[GIVEN INFORMATION start]

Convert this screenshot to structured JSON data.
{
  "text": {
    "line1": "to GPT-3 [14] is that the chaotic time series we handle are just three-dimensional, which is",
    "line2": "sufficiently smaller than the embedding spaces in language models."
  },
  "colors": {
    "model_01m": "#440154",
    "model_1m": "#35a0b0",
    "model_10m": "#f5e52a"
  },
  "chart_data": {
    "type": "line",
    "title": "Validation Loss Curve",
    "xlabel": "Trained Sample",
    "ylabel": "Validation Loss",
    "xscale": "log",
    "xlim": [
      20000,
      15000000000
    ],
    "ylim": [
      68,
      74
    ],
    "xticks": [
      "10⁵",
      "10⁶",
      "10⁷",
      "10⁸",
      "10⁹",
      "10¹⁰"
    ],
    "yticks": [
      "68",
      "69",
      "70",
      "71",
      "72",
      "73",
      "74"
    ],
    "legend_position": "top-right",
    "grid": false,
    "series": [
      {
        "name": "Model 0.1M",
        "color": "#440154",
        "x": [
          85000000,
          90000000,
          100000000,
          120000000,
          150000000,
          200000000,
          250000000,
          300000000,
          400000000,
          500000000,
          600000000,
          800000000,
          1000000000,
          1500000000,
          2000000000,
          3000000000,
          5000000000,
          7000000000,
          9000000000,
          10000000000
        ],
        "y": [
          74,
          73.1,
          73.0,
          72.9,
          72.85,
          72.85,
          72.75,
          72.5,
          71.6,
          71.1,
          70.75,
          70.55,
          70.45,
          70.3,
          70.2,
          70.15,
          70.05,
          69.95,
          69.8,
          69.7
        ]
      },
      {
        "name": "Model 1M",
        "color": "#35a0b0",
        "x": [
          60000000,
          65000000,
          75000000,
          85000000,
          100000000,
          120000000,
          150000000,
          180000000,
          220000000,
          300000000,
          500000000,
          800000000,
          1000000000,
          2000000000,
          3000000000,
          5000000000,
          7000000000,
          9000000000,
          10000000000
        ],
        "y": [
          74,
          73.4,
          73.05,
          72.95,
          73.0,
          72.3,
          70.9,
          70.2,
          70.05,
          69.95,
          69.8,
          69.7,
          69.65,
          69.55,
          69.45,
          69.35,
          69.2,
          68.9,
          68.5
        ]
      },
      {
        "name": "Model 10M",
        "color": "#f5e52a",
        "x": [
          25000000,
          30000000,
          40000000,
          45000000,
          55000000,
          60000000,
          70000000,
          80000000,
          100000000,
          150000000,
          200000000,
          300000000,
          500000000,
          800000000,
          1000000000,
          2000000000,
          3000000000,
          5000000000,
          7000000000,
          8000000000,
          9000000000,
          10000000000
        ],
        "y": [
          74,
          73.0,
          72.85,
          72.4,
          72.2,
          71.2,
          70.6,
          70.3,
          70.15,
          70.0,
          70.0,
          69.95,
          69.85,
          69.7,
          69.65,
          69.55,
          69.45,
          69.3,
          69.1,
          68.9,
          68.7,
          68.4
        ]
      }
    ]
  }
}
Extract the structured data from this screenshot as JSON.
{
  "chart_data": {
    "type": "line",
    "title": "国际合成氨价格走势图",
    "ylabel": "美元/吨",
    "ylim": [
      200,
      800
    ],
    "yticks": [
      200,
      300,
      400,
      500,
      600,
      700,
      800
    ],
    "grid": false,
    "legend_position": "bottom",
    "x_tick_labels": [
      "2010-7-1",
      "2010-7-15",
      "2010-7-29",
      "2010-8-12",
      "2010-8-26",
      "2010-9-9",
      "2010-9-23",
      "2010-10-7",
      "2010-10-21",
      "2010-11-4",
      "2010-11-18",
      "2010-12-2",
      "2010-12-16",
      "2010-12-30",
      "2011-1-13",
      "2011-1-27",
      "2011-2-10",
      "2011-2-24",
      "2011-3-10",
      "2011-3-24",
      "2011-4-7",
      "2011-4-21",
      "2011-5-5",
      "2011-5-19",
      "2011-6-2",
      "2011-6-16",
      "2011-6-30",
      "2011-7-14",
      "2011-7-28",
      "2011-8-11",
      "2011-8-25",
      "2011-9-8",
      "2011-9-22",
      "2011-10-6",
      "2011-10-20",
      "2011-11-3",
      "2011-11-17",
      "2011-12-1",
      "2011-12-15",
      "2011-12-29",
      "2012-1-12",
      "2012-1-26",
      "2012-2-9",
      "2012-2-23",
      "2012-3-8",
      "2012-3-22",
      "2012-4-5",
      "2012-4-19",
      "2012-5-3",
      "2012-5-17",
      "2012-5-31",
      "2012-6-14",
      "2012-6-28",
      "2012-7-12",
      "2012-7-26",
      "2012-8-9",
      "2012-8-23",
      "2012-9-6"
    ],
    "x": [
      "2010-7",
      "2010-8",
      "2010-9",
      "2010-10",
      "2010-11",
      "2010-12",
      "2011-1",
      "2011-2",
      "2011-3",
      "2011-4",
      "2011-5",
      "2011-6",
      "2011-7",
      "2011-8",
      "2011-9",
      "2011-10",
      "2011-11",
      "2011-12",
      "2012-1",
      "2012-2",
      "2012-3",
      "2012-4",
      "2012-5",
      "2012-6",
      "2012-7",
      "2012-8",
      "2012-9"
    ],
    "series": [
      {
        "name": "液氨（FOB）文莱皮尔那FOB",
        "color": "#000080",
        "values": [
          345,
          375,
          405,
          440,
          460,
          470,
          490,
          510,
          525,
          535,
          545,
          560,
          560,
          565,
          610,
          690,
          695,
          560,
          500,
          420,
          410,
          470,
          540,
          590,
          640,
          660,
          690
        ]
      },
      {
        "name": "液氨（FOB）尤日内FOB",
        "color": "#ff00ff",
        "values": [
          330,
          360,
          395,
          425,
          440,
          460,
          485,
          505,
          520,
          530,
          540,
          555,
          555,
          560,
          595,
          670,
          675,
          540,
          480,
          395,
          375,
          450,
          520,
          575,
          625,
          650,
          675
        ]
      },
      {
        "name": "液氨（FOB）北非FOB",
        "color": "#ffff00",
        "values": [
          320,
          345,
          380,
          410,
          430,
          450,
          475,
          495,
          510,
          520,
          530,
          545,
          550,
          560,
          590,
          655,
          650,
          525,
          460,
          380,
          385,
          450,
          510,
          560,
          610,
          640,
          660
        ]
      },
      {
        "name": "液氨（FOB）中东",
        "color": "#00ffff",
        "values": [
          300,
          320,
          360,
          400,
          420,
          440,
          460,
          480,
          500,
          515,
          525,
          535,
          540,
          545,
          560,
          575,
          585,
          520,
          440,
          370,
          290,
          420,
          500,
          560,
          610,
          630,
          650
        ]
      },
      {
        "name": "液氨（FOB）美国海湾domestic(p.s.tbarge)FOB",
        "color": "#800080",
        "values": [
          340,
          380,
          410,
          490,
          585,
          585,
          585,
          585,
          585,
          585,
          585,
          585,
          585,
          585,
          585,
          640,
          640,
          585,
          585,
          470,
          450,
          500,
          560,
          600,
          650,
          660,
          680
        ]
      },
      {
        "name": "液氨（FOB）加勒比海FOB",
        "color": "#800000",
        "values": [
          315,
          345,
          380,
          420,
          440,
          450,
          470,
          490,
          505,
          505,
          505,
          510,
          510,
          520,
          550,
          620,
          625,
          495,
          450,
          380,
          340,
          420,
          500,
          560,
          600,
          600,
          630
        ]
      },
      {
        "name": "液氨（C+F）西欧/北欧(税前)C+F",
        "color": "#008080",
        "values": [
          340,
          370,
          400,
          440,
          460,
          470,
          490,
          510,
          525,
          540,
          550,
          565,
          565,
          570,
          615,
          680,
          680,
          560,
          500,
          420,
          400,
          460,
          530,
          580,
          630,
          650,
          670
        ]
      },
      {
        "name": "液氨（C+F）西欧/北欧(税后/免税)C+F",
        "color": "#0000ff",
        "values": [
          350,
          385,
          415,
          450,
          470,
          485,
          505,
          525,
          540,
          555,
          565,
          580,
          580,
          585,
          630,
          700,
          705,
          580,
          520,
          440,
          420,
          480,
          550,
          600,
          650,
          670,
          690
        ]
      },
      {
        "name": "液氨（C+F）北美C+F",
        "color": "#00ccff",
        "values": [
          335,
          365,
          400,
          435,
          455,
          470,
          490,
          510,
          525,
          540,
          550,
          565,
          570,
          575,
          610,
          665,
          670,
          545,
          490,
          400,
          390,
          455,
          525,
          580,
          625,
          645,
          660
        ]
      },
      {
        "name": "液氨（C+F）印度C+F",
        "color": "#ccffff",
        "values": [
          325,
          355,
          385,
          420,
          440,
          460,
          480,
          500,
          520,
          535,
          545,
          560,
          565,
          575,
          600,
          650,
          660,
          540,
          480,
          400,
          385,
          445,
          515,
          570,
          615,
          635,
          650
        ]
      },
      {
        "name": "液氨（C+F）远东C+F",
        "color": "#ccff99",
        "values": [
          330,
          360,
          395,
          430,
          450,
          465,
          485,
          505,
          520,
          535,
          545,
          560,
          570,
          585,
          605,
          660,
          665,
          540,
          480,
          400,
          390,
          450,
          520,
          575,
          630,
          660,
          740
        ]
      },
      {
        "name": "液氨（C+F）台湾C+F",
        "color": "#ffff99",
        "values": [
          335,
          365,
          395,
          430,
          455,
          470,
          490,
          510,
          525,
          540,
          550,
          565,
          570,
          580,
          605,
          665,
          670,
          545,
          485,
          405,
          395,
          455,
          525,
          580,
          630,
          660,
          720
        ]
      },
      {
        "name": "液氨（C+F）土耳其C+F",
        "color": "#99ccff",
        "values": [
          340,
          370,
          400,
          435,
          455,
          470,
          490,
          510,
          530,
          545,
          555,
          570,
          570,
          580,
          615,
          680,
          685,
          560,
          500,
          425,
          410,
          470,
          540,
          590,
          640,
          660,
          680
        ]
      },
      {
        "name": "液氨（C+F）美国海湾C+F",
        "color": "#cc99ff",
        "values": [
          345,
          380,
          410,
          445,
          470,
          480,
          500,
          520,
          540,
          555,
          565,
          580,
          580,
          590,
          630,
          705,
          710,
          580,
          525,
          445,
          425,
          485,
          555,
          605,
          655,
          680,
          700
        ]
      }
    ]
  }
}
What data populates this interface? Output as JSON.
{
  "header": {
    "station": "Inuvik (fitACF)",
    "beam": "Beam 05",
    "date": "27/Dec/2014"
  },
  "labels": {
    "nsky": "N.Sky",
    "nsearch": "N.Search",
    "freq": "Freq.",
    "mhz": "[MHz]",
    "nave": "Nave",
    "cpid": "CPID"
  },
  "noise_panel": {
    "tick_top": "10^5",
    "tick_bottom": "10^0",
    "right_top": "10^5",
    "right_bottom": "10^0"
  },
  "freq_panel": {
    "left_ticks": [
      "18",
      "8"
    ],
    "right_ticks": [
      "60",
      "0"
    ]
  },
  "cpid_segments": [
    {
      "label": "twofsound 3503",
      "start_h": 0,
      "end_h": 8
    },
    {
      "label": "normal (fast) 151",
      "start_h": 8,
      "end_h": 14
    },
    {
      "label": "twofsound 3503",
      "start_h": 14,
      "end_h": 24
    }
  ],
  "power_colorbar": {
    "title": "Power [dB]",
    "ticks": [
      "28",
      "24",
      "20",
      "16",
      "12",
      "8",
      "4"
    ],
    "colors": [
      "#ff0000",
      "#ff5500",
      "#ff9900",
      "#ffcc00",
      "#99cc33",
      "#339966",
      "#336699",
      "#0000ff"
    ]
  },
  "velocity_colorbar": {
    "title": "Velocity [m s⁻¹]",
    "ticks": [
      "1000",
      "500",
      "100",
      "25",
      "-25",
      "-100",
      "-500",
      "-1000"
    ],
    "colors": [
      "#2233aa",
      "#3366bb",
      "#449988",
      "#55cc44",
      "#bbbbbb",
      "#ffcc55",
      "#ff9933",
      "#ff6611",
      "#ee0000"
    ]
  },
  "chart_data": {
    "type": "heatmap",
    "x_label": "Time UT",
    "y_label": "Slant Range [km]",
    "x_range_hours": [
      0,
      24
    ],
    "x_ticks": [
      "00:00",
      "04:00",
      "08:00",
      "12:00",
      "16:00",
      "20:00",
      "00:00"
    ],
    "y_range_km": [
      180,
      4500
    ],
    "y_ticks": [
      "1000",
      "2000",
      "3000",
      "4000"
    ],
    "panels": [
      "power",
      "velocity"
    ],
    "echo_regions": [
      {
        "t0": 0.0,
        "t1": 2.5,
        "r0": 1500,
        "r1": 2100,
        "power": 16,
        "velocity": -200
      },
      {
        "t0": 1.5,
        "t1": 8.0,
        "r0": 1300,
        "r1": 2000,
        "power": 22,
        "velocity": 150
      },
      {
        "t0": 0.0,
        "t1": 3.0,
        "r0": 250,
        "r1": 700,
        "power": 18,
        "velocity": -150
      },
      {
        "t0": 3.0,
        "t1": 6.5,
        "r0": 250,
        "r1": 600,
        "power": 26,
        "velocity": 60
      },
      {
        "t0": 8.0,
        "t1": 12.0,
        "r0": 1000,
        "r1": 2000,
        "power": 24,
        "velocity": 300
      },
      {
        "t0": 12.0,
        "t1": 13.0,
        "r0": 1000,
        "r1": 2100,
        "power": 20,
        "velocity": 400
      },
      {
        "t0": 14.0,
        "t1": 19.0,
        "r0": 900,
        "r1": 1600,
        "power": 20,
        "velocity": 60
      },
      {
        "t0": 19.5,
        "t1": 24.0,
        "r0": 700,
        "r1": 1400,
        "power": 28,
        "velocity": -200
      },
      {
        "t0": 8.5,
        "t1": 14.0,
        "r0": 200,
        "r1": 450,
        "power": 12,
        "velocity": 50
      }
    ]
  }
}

[GIVEN INFORMATION end]

- EXERCISE
From the entries above, copy each line holding "structured".

- COMPLETE RESPONSE
Convert this screenshot to structured JSON data.
Extract the structured data from this screenshot as JSON.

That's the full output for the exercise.